## Short task
Isolate every line in the data with the string "проекта" and copy it.

━━━━━━━━

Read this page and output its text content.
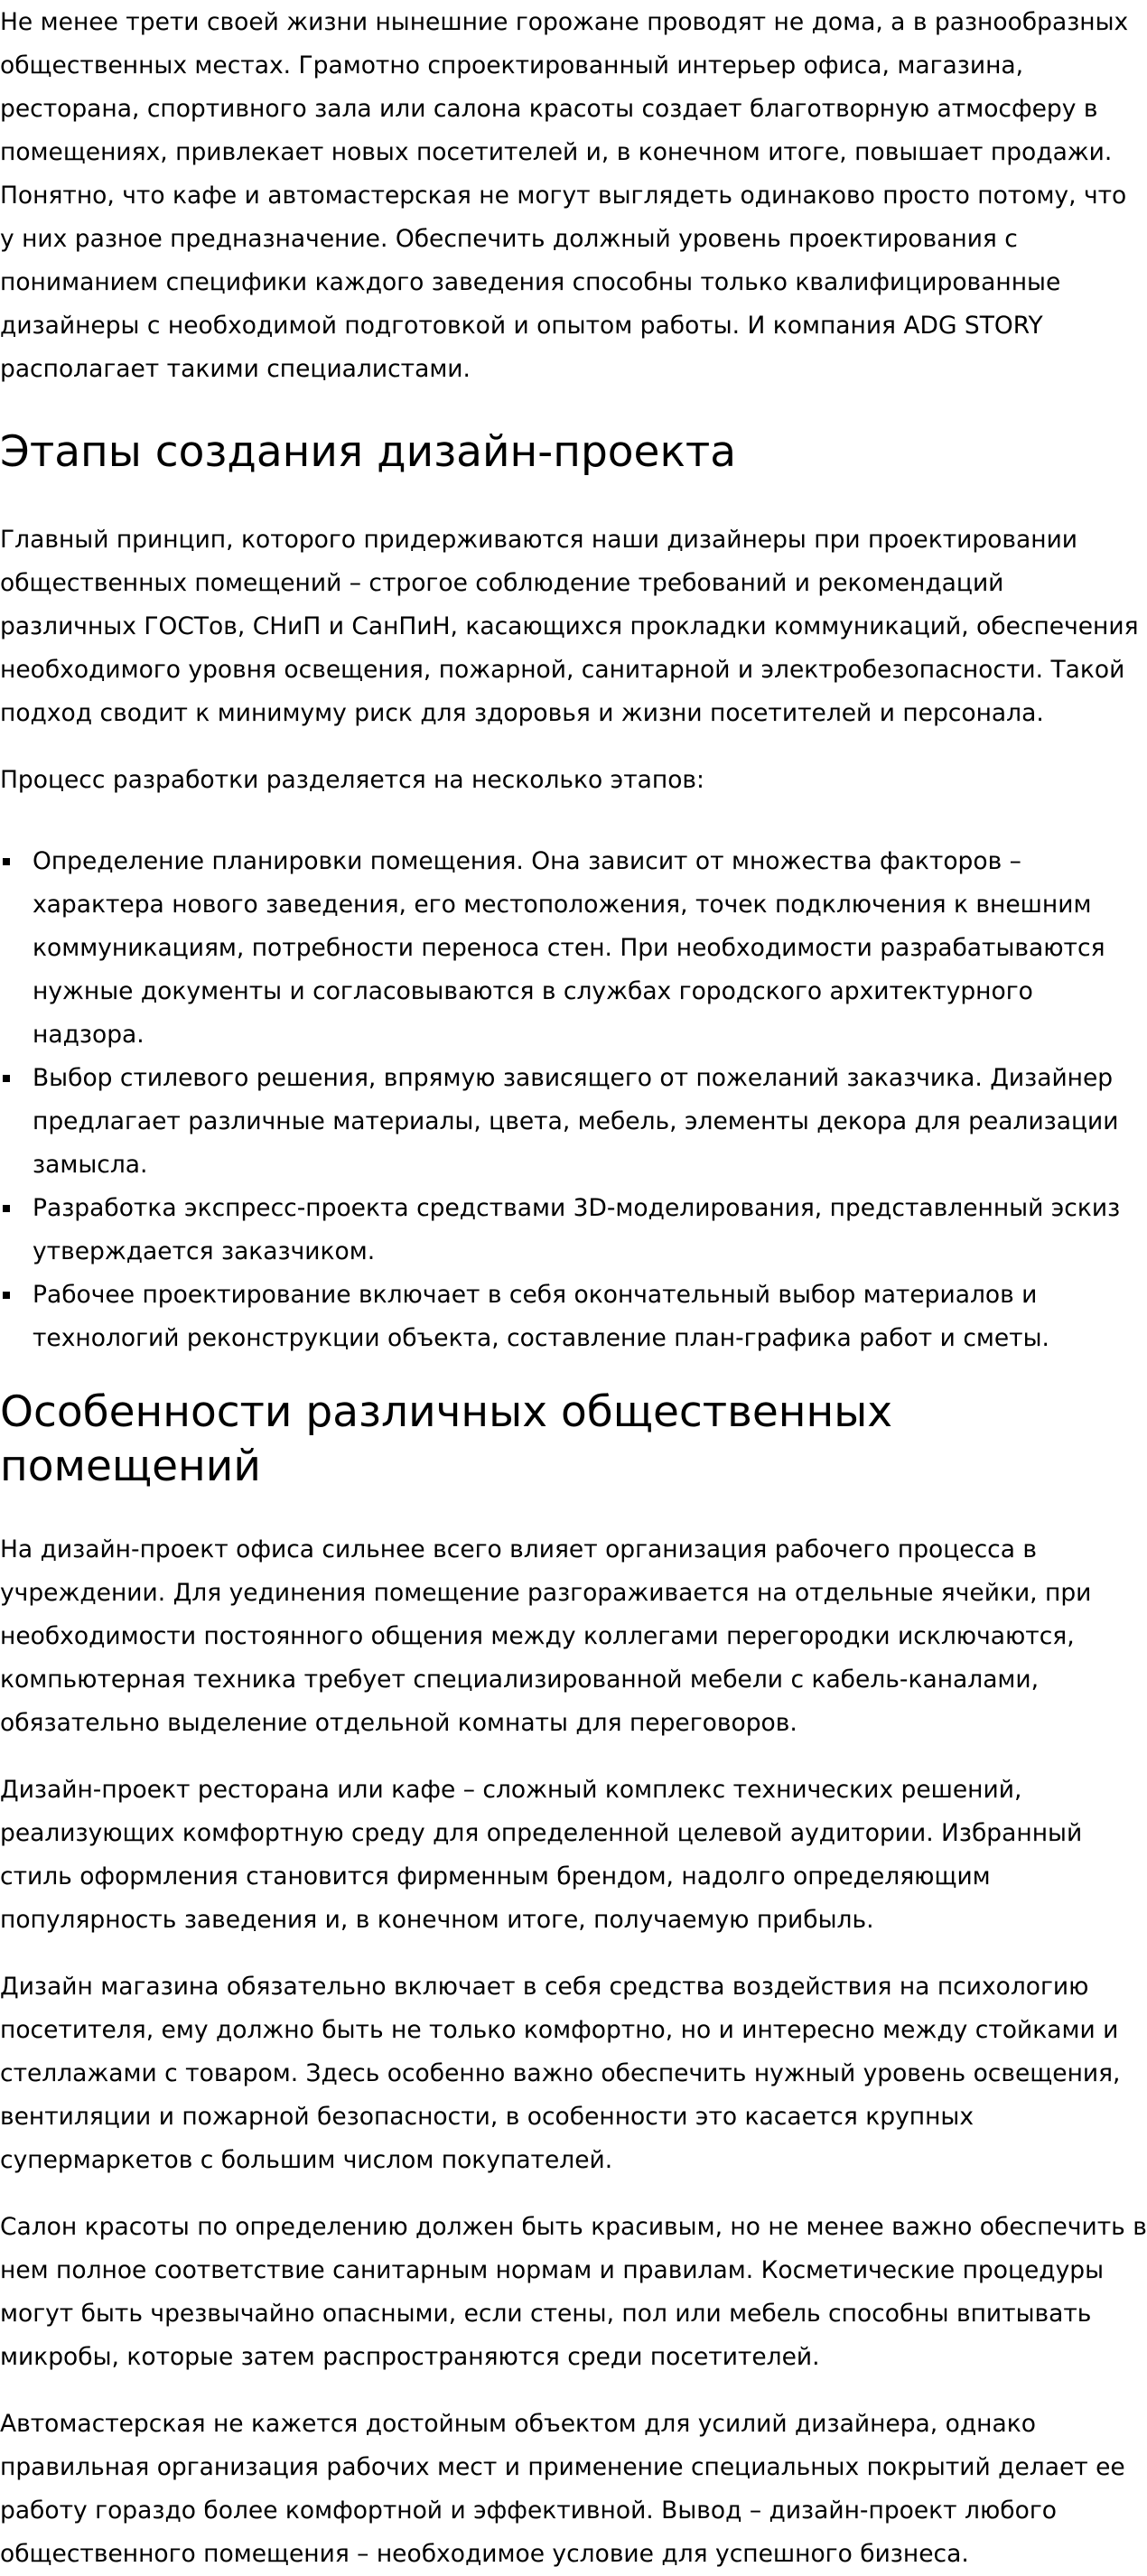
Не менее трети своей жизни нынешние горожане проводят не дома, а в разнообразных общественных местах. Грамотно спроектированный интерьер офиса, магазина, ресторана, спортивного зала или салона красоты создает благотворную атмосферу в помещениях, привлекает новых посетителей и, в конечном итоге, повышает продажи. Понятно, что кафе и автомастерская не могут выглядеть одинаково просто потому, что у них разное предназначение. Обеспечить должный уровень проектирования с пониманием специфики каждого заведения способны только квалифицированные дизайнеры с необходимой подготовкой и опытом работы. И компания ADG STORY располагает такими специалистами.

Этапы создания дизайн-проекта

Главный принцип, которого придерживаются наши дизайнеры при проектировании общественных помещений – строгое соблюдение требований и рекомендаций различных ГОСТов, СНиП и СанПиН, касающихся прокладки коммуникаций, обеспечения необходимого уровня освещения, пожарной, санитарной и электробезопасности. Такой подход сводит к минимуму риск для здоровья и жизни посетителей и персонала.

Процесс разработки разделяется на несколько этапов:

Определение планировки помещения. Она зависит от множества факторов – характера нового заведения, его местоположения, точек подключения к внешним коммуникациям, потребности переноса стен. При необходимости разрабатываются нужные документы и согласовываются в службах городского архитектурного надзора.
Выбор стилевого решения, впрямую зависящего от пожеланий заказчика. Дизайнер предлагает различные материалы, цвета, мебель, элементы декора для реализации замысла.
Разработка экспресс-проекта средствами 3D-моделирования, представленный эскиз утверждается заказчиком.
Рабочее проектирование включает в себя окончательный выбор материалов и технологий реконструкции объекта, составление план-графика работ и сметы.
Особенности различных общественных помещений

На дизайн-проект офиса сильнее всего влияет организация рабочего процесса в учреждении. Для уединения помещение разгораживается на отдельные ячейки, при необходимости постоянного общения между коллегами перегородки исключаются, компьютерная техника требует специализированной мебели с кабель-каналами, обязательно выделение отдельной комнаты для переговоров.

Дизайн-проект ресторана или кафе – сложный комплекс технических решений, реализующих комфортную среду для определенной целевой аудитории. Избранный стиль оформления становится фирменным брендом, надолго определяющим популярность заведения и, в конечном итоге, получаемую прибыль.

Дизайн магазина обязательно включает в себя средства воздействия на психологию посетителя, ему должно быть не только комфортно, но и интересно между стойками и стеллажами с товаром. Здесь особенно важно обеспечить нужный уровень освещения, вентиляции и пожарной безопасности, в особенности это касается крупных супермаркетов с большим числом покупателей.

Салон красоты по определению должен быть красивым, но не менее важно обеспечить в нем полное соответствие санитарным нормам и правилам. Косметические процедуры могут быть чрезвычайно опасными, если стены, пол или мебель способны впитывать микробы, которые затем распространяются среди посетителей.

Автомастерская не кажется достойным объектом для усилий дизайнера, однако правильная организация рабочих мест и применение специальных покрытий делает ее работу гораздо более комфортной и эффективной. Вывод – дизайн-проект любого общественного помещения – необходимое условие для успешного бизнеса.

━━━━━━━━

## Response to this task
Этапы создания дизайн-проекта
Разработка экспресс-проекта средствами 3D-моделирования, представленный эскиз утверждается заказчиком.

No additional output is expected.